>> Begin Supplied data

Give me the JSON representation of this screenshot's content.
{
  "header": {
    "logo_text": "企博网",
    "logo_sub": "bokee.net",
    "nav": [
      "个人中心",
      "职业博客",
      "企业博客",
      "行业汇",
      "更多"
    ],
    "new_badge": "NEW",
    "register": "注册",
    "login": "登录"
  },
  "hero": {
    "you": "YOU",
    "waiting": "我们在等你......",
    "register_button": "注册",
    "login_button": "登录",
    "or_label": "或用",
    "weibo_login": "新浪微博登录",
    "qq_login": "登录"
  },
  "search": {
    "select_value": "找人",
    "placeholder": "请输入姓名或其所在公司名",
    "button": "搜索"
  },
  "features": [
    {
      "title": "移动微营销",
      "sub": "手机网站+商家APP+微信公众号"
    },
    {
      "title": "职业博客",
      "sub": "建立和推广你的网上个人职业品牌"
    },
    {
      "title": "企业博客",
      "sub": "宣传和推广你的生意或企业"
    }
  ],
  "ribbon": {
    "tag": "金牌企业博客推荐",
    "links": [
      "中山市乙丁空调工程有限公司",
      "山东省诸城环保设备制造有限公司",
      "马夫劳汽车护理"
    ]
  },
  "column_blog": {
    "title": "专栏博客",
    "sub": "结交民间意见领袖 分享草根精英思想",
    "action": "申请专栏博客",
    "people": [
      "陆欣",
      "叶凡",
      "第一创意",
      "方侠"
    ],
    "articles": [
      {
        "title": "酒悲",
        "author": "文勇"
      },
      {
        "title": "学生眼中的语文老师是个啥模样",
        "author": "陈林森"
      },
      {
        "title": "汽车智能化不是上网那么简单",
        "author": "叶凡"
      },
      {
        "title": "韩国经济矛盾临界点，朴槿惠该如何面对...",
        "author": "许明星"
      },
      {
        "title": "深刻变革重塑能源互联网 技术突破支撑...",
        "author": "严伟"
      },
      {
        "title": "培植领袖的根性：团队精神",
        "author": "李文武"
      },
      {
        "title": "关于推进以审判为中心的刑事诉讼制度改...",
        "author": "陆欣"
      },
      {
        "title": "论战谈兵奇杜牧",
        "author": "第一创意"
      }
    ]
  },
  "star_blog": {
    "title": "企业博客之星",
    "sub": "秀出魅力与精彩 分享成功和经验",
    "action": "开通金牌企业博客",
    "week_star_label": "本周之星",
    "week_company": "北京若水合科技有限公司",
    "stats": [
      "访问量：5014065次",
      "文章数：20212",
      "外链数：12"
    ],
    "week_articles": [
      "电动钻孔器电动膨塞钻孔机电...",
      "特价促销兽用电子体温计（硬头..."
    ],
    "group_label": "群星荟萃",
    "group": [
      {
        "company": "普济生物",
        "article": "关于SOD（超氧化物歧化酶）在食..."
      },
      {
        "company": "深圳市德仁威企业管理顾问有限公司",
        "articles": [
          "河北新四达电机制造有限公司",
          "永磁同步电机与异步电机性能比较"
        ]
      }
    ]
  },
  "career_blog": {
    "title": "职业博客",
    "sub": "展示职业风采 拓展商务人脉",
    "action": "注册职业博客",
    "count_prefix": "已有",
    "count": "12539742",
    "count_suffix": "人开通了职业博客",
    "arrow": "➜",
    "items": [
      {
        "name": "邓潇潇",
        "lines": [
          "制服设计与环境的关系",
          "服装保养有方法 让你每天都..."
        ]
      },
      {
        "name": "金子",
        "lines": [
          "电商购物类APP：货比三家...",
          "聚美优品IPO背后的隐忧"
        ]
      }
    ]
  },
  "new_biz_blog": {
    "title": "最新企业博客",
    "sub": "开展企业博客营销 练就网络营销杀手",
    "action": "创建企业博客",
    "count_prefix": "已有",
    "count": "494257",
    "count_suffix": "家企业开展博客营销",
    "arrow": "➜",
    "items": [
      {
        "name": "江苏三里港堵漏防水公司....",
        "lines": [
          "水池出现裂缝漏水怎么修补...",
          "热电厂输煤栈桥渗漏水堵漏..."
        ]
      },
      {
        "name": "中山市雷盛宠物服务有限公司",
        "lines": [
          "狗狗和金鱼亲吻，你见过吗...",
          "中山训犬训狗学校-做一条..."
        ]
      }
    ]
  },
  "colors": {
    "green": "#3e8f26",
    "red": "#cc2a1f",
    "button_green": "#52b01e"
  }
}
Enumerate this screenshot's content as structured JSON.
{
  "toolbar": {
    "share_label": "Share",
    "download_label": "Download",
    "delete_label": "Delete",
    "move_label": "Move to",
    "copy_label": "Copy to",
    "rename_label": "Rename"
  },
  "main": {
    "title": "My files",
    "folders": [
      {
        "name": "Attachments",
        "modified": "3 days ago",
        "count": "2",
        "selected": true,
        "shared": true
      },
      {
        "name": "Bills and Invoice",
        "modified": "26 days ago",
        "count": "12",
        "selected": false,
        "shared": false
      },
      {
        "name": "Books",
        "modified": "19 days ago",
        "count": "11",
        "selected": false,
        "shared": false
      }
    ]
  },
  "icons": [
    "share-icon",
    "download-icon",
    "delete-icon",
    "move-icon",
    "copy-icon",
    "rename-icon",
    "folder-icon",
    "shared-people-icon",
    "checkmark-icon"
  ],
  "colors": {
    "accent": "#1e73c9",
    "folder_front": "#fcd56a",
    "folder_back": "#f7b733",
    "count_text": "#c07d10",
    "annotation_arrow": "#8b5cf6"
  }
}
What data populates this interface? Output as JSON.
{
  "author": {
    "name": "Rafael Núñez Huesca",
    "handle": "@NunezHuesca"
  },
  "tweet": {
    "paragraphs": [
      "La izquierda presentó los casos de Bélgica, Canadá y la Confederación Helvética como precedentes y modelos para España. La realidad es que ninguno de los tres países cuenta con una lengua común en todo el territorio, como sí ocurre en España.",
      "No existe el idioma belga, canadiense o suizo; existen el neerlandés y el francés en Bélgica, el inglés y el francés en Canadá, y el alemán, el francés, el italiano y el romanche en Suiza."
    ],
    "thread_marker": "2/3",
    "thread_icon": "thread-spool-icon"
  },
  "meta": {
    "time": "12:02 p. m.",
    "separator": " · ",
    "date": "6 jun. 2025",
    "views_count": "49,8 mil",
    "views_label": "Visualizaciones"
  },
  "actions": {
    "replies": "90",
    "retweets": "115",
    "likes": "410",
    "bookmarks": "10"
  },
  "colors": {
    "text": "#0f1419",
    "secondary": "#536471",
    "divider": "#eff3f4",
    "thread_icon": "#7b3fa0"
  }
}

>> End Supplied data

#### Task description:
The records above need to be transcribed in full. Keep every character unchanged.

#### Expected answer:
Give me the JSON representation of this screenshot's content.
{
  "header": {
    "logo_text": "企博网",
    "logo_sub": "bokee.net",
    "nav": [
      "个人中心",
      "职业博客",
      "企业博客",
      "行业汇",
      "更多"
    ],
    "new_badge": "NEW",
    "register": "注册",
    "login": "登录"
  },
  "hero": {
    "you": "YOU",
    "waiting": "我们在等你......",
    "register_button": "注册",
    "login_button": "登录",
    "or_label": "或用",
    "weibo_login": "新浪微博登录",
    "qq_login": "登录"
  },
  "search": {
    "select_value": "找人",
    "placeholder": "请输入姓名或其所在公司名",
    "button": "搜索"
  },
  "features": [
    {
      "title": "移动微营销",
      "sub": "手机网站+商家APP+微信公众号"
    },
    {
      "title": "职业博客",
      "sub": "建立和推广你的网上个人职业品牌"
    },
    {
      "title": "企业博客",
      "sub": "宣传和推广你的生意或企业"
    }
  ],
  "ribbon": {
    "tag": "金牌企业博客推荐",
    "links": [
      "中山市乙丁空调工程有限公司",
      "山东省诸城环保设备制造有限公司",
      "马夫劳汽车护理"
    ]
  },
  "column_blog": {
    "title": "专栏博客",
    "sub": "结交民间意见领袖 分享草根精英思想",
    "action": "申请专栏博客",
    "people": [
      "陆欣",
      "叶凡",
      "第一创意",
      "方侠"
    ],
    "articles": [
      {
        "title": "酒悲",
        "author": "文勇"
      },
      {
        "title": "学生眼中的语文老师是个啥模样",
        "author": "陈林森"
      },
      {
        "title": "汽车智能化不是上网那么简单",
        "author": "叶凡"
      },
      {
        "title": "韩国经济矛盾临界点，朴槿惠该如何面对...",
        "author": "许明星"
      },
      {
        "title": "深刻变革重塑能源互联网 技术突破支撑...",
        "author": "严伟"
      },
      {
        "title": "培植领袖的根性：团队精神",
        "author": "李文武"
      },
      {
        "title": "关于推进以审判为中心的刑事诉讼制度改...",
        "author": "陆欣"
      },
      {
        "title": "论战谈兵奇杜牧",
        "author": "第一创意"
      }
    ]
  },
  "star_blog": {
    "title": "企业博客之星",
    "sub": "秀出魅力与精彩 分享成功和经验",
    "action": "开通金牌企业博客",
    "week_star_label": "本周之星",
    "week_company": "北京若水合科技有限公司",
    "stats": [
      "访问量：5014065次",
      "文章数：20212",
      "外链数：12"
    ],
    "week_articles": [
      "电动钻孔器电动膨塞钻孔机电...",
      "特价促销兽用电子体温计（硬头..."
    ],
    "group_label": "群星荟萃",
    "group": [
      {
        "company": "普济生物",
        "article": "关于SOD（超氧化物歧化酶）在食..."
      },
      {
        "company": "深圳市德仁威企业管理顾问有限公司",
        "articles": [
          "河北新四达电机制造有限公司",
          "永磁同步电机与异步电机性能比较"
        ]
      }
    ]
  },
  "career_blog": {
    "title": "职业博客",
    "sub": "展示职业风采 拓展商务人脉",
    "action": "注册职业博客",
    "count_prefix": "已有",
    "count": "12539742",
    "count_suffix": "人开通了职业博客",
    "arrow": "➜",
    "items": [
      {
        "name": "邓潇潇",
        "lines": [
          "制服设计与环境的关系",
          "服装保养有方法 让你每天都..."
        ]
      },
      {
        "name": "金子",
        "lines": [
          "电商购物类APP：货比三家...",
          "聚美优品IPO背后的隐忧"
        ]
      }
    ]
  },
  "new_biz_blog": {
    "title": "最新企业博客",
    "sub": "开展企业博客营销 练就网络营销杀手",
    "action": "创建企业博客",
    "count_prefix": "已有",
    "count": "494257",
    "count_suffix": "家企业开展博客营销",
    "arrow": "➜",
    "items": [
      {
        "name": "江苏三里港堵漏防水公司....",
        "lines": [
          "水池出现裂缝漏水怎么修补...",
          "热电厂输煤栈桥渗漏水堵漏..."
        ]
      },
      {
        "name": "中山市雷盛宠物服务有限公司",
        "lines": [
          "狗狗和金鱼亲吻，你见过吗...",
          "中山训犬训狗学校-做一条..."
        ]
      }
    ]
  },
  "colors": {
    "green": "#3e8f26",
    "red": "#cc2a1f",
    "button_green": "#52b01e"
  }
}
Enumerate this screenshot's content as structured JSON.
{
  "toolbar": {
    "share_label": "Share",
    "download_label": "Download",
    "delete_label": "Delete",
    "move_label": "Move to",
    "copy_label": "Copy to",
    "rename_label": "Rename"
  },
  "main": {
    "title": "My files",
    "folders": [
      {
        "name": "Attachments",
        "modified": "3 days ago",
        "count": "2",
        "selected": true,
        "shared": true
      },
      {
        "name": "Bills and Invoice",
        "modified": "26 days ago",
        "count": "12",
        "selected": false,
        "shared": false
      },
      {
        "name": "Books",
        "modified": "19 days ago",
        "count": "11",
        "selected": false,
        "shared": false
      }
    ]
  },
  "icons": [
    "share-icon",
    "download-icon",
    "delete-icon",
    "move-icon",
    "copy-icon",
    "rename-icon",
    "folder-icon",
    "shared-people-icon",
    "checkmark-icon"
  ],
  "colors": {
    "accent": "#1e73c9",
    "folder_front": "#fcd56a",
    "folder_back": "#f7b733",
    "count_text": "#c07d10",
    "annotation_arrow": "#8b5cf6"
  }
}
What data populates this interface? Output as JSON.
{
  "author": {
    "name": "Rafael Núñez Huesca",
    "handle": "@NunezHuesca"
  },
  "tweet": {
    "paragraphs": [
      "La izquierda presentó los casos de Bélgica, Canadá y la Confederación Helvética como precedentes y modelos para España. La realidad es que ninguno de los tres países cuenta con una lengua común en todo el territorio, como sí ocurre en España.",
      "No existe el idioma belga, canadiense o suizo; existen el neerlandés y el francés en Bélgica, el inglés y el francés en Canadá, y el alemán, el francés, el italiano y el romanche en Suiza."
    ],
    "thread_marker": "2/3",
    "thread_icon": "thread-spool-icon"
  },
  "meta": {
    "time": "12:02 p. m.",
    "separator": " · ",
    "date": "6 jun. 2025",
    "views_count": "49,8 mil",
    "views_label": "Visualizaciones"
  },
  "actions": {
    "replies": "90",
    "retweets": "115",
    "likes": "410",
    "bookmarks": "10"
  },
  "colors": {
    "text": "#0f1419",
    "secondary": "#536471",
    "divider": "#eff3f4",
    "thread_icon": "#7b3fa0"
  }
}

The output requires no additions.